Records that describe figures
#####
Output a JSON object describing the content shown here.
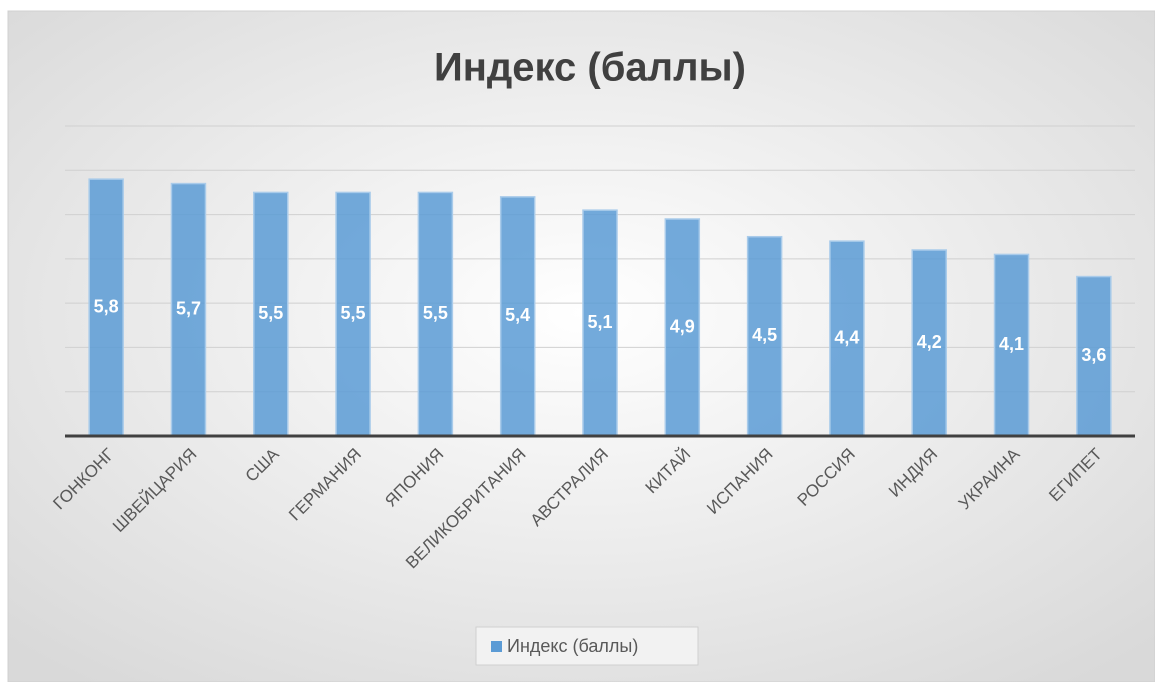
{
  "chart_data": {
    "type": "bar",
    "title": "Индекс (баллы)",
    "categories": [
      "ГОНКОНГ",
      "ШВЕЙЦАРИЯ",
      "США",
      "ГЕРМАНИЯ",
      "ЯПОНИЯ",
      "ВЕЛИКОБРИТАНИЯ",
      "АВСТРАЛИЯ",
      "КИТАЙ",
      "ИСПАНИЯ",
      "РОССИЯ",
      "ИНДИЯ",
      "УКРАИНА",
      "ЕГИПЕТ"
    ],
    "series": [
      {
        "name": "Индекс (баллы)",
        "color": "#5b9bd5",
        "values": [
          5.8,
          5.7,
          5.5,
          5.5,
          5.5,
          5.4,
          5.1,
          4.9,
          4.5,
          4.4,
          4.2,
          4.1,
          3.6
        ],
        "value_labels": [
          "5,8",
          "5,7",
          "5,5",
          "5,5",
          "5,5",
          "5,4",
          "5,1",
          "4,9",
          "4,5",
          "4,4",
          "4,2",
          "4,1",
          "3,6"
        ]
      }
    ],
    "ylim": [
      0,
      7
    ],
    "yticks": [
      0,
      1,
      2,
      3,
      4,
      5,
      6,
      7
    ],
    "grid": true,
    "legend": "bottom"
  }
}
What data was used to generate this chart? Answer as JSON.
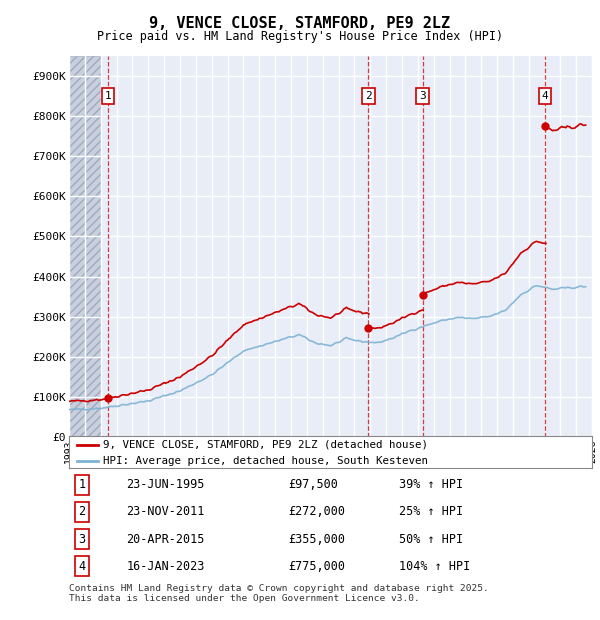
{
  "title": "9, VENCE CLOSE, STAMFORD, PE9 2LZ",
  "subtitle": "Price paid vs. HM Land Registry's House Price Index (HPI)",
  "ylim": [
    0,
    950000
  ],
  "yticks": [
    0,
    100000,
    200000,
    300000,
    400000,
    500000,
    600000,
    700000,
    800000,
    900000
  ],
  "ytick_labels": [
    "£0",
    "£100K",
    "£200K",
    "£300K",
    "£400K",
    "£500K",
    "£600K",
    "£700K",
    "£800K",
    "£900K"
  ],
  "xlim_start": 1993.0,
  "xlim_end": 2026.0,
  "background_color": "#e8edf7",
  "hatch_region_end": 1995.0,
  "grid_color": "#ffffff",
  "sale_color": "#cc0000",
  "hpi_color": "#7fb3d3",
  "sale_label": "9, VENCE CLOSE, STAMFORD, PE9 2LZ (detached house)",
  "hpi_label": "HPI: Average price, detached house, South Kesteven",
  "footer": "Contains HM Land Registry data © Crown copyright and database right 2025.\nThis data is licensed under the Open Government Licence v3.0.",
  "transactions": [
    {
      "num": 1,
      "date": "23-JUN-1995",
      "price": 97500,
      "pct": "39% ↑ HPI",
      "year": 1995.47
    },
    {
      "num": 2,
      "date": "23-NOV-2011",
      "price": 272000,
      "pct": "25% ↑ HPI",
      "year": 2011.89
    },
    {
      "num": 3,
      "date": "20-APR-2015",
      "price": 355000,
      "pct": "50% ↑ HPI",
      "year": 2015.3
    },
    {
      "num": 4,
      "date": "16-JAN-2023",
      "price": 775000,
      "pct": "104% ↑ HPI",
      "year": 2023.04
    }
  ]
}
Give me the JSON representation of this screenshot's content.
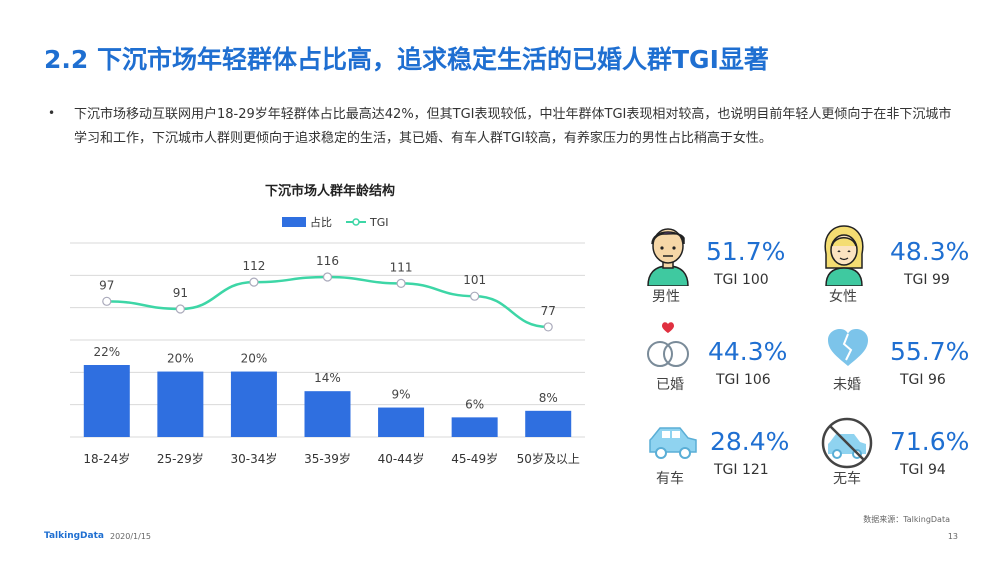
{
  "header": {
    "title": "2.2 下沉市场年轻群体占比高，追求稳定生活的已婚人群TGI显著"
  },
  "body": {
    "bullet": "•",
    "paragraph": "下沉市场移动互联网用户18-29岁年轻群体占比最高达42%，但其TGI表现较低，中壮年群体TGI表现相对较高，也说明目前年轻人更倾向于在非下沉城市学习和工作，下沉城市人群则更倾向于追求稳定的生活，其已婚、有车人群TGI较高，有养家压力的男性占比稍高于女性。"
  },
  "chart_data": {
    "type": "bar",
    "title": "下沉市场人群年龄结构",
    "categories": [
      "18-24岁",
      "25-29岁",
      "30-34岁",
      "35-39岁",
      "40-44岁",
      "45-49岁",
      "50岁及以上"
    ],
    "series": [
      {
        "name": "占比",
        "type": "bar",
        "values": [
          22,
          20,
          20,
          14,
          9,
          6,
          8
        ],
        "labels": [
          "22%",
          "20%",
          "20%",
          "14%",
          "9%",
          "6%",
          "8%"
        ],
        "color": "#2f6fe0"
      },
      {
        "name": "TGI",
        "type": "line",
        "values": [
          97,
          91,
          112,
          116,
          111,
          101,
          77
        ],
        "color": "#3dd6a6"
      }
    ],
    "legend": "top-center",
    "grid": true
  },
  "stats": {
    "male": {
      "label": "男性",
      "pct": "51.7%",
      "tgi": "TGI 100",
      "icon": "male-user-icon"
    },
    "female": {
      "label": "女性",
      "pct": "48.3%",
      "tgi": "TGI 99",
      "icon": "female-user-icon"
    },
    "married": {
      "label": "已婚",
      "pct": "44.3%",
      "tgi": "TGI 106",
      "icon": "rings-icon"
    },
    "unmarried": {
      "label": "未婚",
      "pct": "55.7%",
      "tgi": "TGI 96",
      "icon": "heart-icon"
    },
    "car": {
      "label": "有车",
      "pct": "28.4%",
      "tgi": "TGI 121",
      "icon": "car-icon"
    },
    "nocar": {
      "label": "无车",
      "pct": "71.6%",
      "tgi": "TGI 94",
      "icon": "no-car-icon"
    }
  },
  "colors": {
    "accent": "#1f6fd1",
    "bar": "#2f6fe0",
    "line": "#3dd6a6"
  },
  "footer": {
    "source": "数据来源：TalkingData",
    "logo": "TalkingData",
    "date": "2020/1/15",
    "page": "13"
  }
}
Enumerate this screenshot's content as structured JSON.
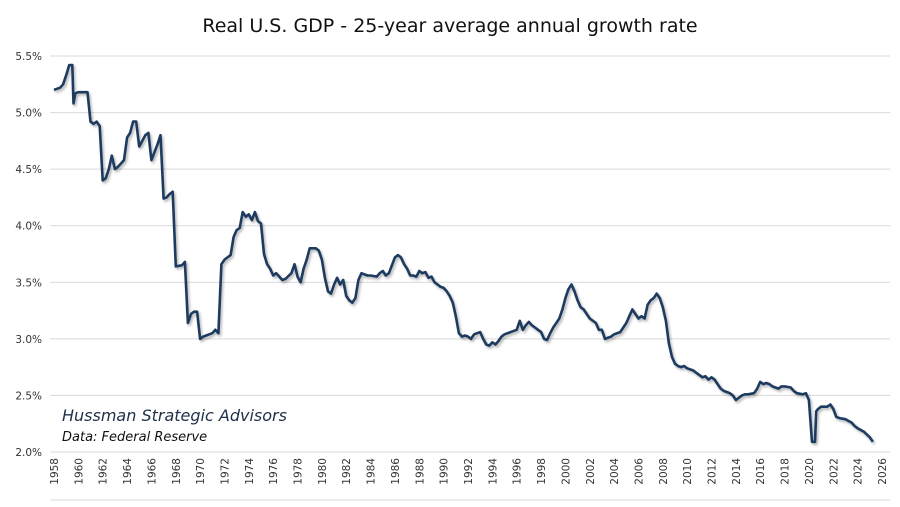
#####
#### [WHAT IS BEING ASKED]
Every record above should be written out again exactly; the pictures stay out of the copy.

#### [EXERCISE RESPONSE]
Output a JSON object describing the content shown here.
{
  "chart_data": {
    "type": "bar",
    "title": "Индекс (баллы)",
    "categories": [
      "ГОНКОНГ",
      "ШВЕЙЦАРИЯ",
      "США",
      "ГЕРМАНИЯ",
      "ЯПОНИЯ",
      "ВЕЛИКОБРИТАНИЯ",
      "АВСТРАЛИЯ",
      "КИТАЙ",
      "ИСПАНИЯ",
      "РОССИЯ",
      "ИНДИЯ",
      "УКРАИНА",
      "ЕГИПЕТ"
    ],
    "series": [
      {
        "name": "Индекс (баллы)",
        "color": "#5b9bd5",
        "values": [
          5.8,
          5.7,
          5.5,
          5.5,
          5.5,
          5.4,
          5.1,
          4.9,
          4.5,
          4.4,
          4.2,
          4.1,
          3.6
        ],
        "value_labels": [
          "5,8",
          "5,7",
          "5,5",
          "5,5",
          "5,5",
          "5,4",
          "5,1",
          "4,9",
          "4,5",
          "4,4",
          "4,2",
          "4,1",
          "3,6"
        ]
      }
    ],
    "ylim": [
      0,
      7
    ],
    "yticks": [
      0,
      1,
      2,
      3,
      4,
      5,
      6,
      7
    ],
    "grid": true,
    "legend": "bottom"
  }
}
What data was used to generate this chart? Answer as JSON.
{
  "title": "9, VENCE CLOSE, STAMFORD, PE9 2LZ",
  "subtitle": "Price paid vs. HM Land Registry's House Price Index (HPI)",
  "ylim": [
    0,
    950000
  ],
  "yticks": [
    0,
    100000,
    200000,
    300000,
    400000,
    500000,
    600000,
    700000,
    800000,
    900000
  ],
  "ytick_labels": [
    "£0",
    "£100K",
    "£200K",
    "£300K",
    "£400K",
    "£500K",
    "£600K",
    "£700K",
    "£800K",
    "£900K"
  ],
  "xlim_start": 1993.0,
  "xlim_end": 2026.0,
  "background_color": "#e8edf7",
  "hatch_region_end": 1995.0,
  "grid_color": "#ffffff",
  "sale_color": "#cc0000",
  "hpi_color": "#7fb3d3",
  "sale_label": "9, VENCE CLOSE, STAMFORD, PE9 2LZ (detached house)",
  "hpi_label": "HPI: Average price, detached house, South Kesteven",
  "footer": "Contains HM Land Registry data © Crown copyright and database right 2025.\nThis data is licensed under the Open Government Licence v3.0.",
  "transactions": [
    {
      "num": 1,
      "date": "23-JUN-1995",
      "price": 97500,
      "pct": "39% ↑ HPI",
      "year": 1995.47
    },
    {
      "num": 2,
      "date": "23-NOV-2011",
      "price": 272000,
      "pct": "25% ↑ HPI",
      "year": 2011.89
    },
    {
      "num": 3,
      "date": "20-APR-2015",
      "price": 355000,
      "pct": "50% ↑ HPI",
      "year": 2015.3
    },
    {
      "num": 4,
      "date": "16-JAN-2023",
      "price": 775000,
      "pct": "104% ↑ HPI",
      "year": 2023.04
    }
  ]
}
Give me the JSON representation of this screenshot's content.
{
  "header": {
    "title": "2.2 下沉市场年轻群体占比高，追求稳定生活的已婚人群TGI显著"
  },
  "body": {
    "bullet": "•",
    "paragraph": "下沉市场移动互联网用户18-29岁年轻群体占比最高达42%，但其TGI表现较低，中壮年群体TGI表现相对较高，也说明目前年轻人更倾向于在非下沉城市学习和工作，下沉城市人群则更倾向于追求稳定的生活，其已婚、有车人群TGI较高，有养家压力的男性占比稍高于女性。"
  },
  "chart_data": {
    "type": "bar",
    "title": "下沉市场人群年龄结构",
    "categories": [
      "18-24岁",
      "25-29岁",
      "30-34岁",
      "35-39岁",
      "40-44岁",
      "45-49岁",
      "50岁及以上"
    ],
    "series": [
      {
        "name": "占比",
        "type": "bar",
        "values": [
          22,
          20,
          20,
          14,
          9,
          6,
          8
        ],
        "labels": [
          "22%",
          "20%",
          "20%",
          "14%",
          "9%",
          "6%",
          "8%"
        ],
        "color": "#2f6fe0"
      },
      {
        "name": "TGI",
        "type": "line",
        "values": [
          97,
          91,
          112,
          116,
          111,
          101,
          77
        ],
        "color": "#3dd6a6"
      }
    ],
    "legend": "top-center",
    "grid": true
  },
  "stats": {
    "male": {
      "label": "男性",
      "pct": "51.7%",
      "tgi": "TGI 100",
      "icon": "male-user-icon"
    },
    "female": {
      "label": "女性",
      "pct": "48.3%",
      "tgi": "TGI 99",
      "icon": "female-user-icon"
    },
    "married": {
      "label": "已婚",
      "pct": "44.3%",
      "tgi": "TGI 106",
      "icon": "rings-icon"
    },
    "unmarried": {
      "label": "未婚",
      "pct": "55.7%",
      "tgi": "TGI 96",
      "icon": "heart-icon"
    },
    "car": {
      "label": "有车",
      "pct": "28.4%",
      "tgi": "TGI 121",
      "icon": "car-icon"
    },
    "nocar": {
      "label": "无车",
      "pct": "71.6%",
      "tgi": "TGI 94",
      "icon": "no-car-icon"
    }
  },
  "colors": {
    "accent": "#1f6fd1",
    "bar": "#2f6fe0",
    "line": "#3dd6a6"
  },
  "footer": {
    "source": "数据来源：TalkingData",
    "logo": "TalkingData",
    "date": "2020/1/15",
    "page": "13"
  }
}
Enumerate this screenshot's content as structured JSON.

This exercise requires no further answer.